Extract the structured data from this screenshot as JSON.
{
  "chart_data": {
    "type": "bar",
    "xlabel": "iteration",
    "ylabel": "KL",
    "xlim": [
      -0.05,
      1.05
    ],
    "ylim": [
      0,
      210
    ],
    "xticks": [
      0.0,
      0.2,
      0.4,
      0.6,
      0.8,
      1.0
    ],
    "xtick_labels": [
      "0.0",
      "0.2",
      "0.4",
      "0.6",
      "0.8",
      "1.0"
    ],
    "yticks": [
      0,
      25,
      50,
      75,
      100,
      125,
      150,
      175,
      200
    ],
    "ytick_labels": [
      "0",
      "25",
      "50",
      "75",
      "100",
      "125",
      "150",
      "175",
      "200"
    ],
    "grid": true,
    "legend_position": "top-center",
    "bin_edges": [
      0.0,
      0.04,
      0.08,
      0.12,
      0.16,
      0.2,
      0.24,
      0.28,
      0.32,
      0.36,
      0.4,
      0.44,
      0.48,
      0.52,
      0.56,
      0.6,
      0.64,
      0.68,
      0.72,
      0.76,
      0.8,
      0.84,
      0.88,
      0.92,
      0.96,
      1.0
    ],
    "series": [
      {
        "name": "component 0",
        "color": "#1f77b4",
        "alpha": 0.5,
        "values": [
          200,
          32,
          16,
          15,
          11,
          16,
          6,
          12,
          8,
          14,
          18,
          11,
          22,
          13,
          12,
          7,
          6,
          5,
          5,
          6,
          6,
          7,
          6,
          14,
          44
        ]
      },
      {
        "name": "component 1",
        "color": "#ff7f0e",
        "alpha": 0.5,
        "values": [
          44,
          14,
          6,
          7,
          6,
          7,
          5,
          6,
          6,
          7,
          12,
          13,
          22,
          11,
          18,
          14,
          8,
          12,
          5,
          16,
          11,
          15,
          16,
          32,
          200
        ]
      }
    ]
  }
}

» **Directive**
Extract the listing in its entirety, matching it exactly.

» **Solved problem**
Extract the structured data from this screenshot as JSON.
{
  "chart_data": {
    "type": "bar",
    "xlabel": "iteration",
    "ylabel": "KL",
    "xlim": [
      -0.05,
      1.05
    ],
    "ylim": [
      0,
      210
    ],
    "xticks": [
      0.0,
      0.2,
      0.4,
      0.6,
      0.8,
      1.0
    ],
    "xtick_labels": [
      "0.0",
      "0.2",
      "0.4",
      "0.6",
      "0.8",
      "1.0"
    ],
    "yticks": [
      0,
      25,
      50,
      75,
      100,
      125,
      150,
      175,
      200
    ],
    "ytick_labels": [
      "0",
      "25",
      "50",
      "75",
      "100",
      "125",
      "150",
      "175",
      "200"
    ],
    "grid": true,
    "legend_position": "top-center",
    "bin_edges": [
      0.0,
      0.04,
      0.08,
      0.12,
      0.16,
      0.2,
      0.24,
      0.28,
      0.32,
      0.36,
      0.4,
      0.44,
      0.48,
      0.52,
      0.56,
      0.6,
      0.64,
      0.68,
      0.72,
      0.76,
      0.8,
      0.84,
      0.88,
      0.92,
      0.96,
      1.0
    ],
    "series": [
      {
        "name": "component 0",
        "color": "#1f77b4",
        "alpha": 0.5,
        "values": [
          200,
          32,
          16,
          15,
          11,
          16,
          6,
          12,
          8,
          14,
          18,
          11,
          22,
          13,
          12,
          7,
          6,
          5,
          5,
          6,
          6,
          7,
          6,
          14,
          44
        ]
      },
      {
        "name": "component 1",
        "color": "#ff7f0e",
        "alpha": 0.5,
        "values": [
          44,
          14,
          6,
          7,
          6,
          7,
          5,
          6,
          6,
          7,
          12,
          13,
          22,
          11,
          18,
          14,
          8,
          12,
          5,
          16,
          11,
          15,
          16,
          32,
          200
        ]
      }
    ]
  }
}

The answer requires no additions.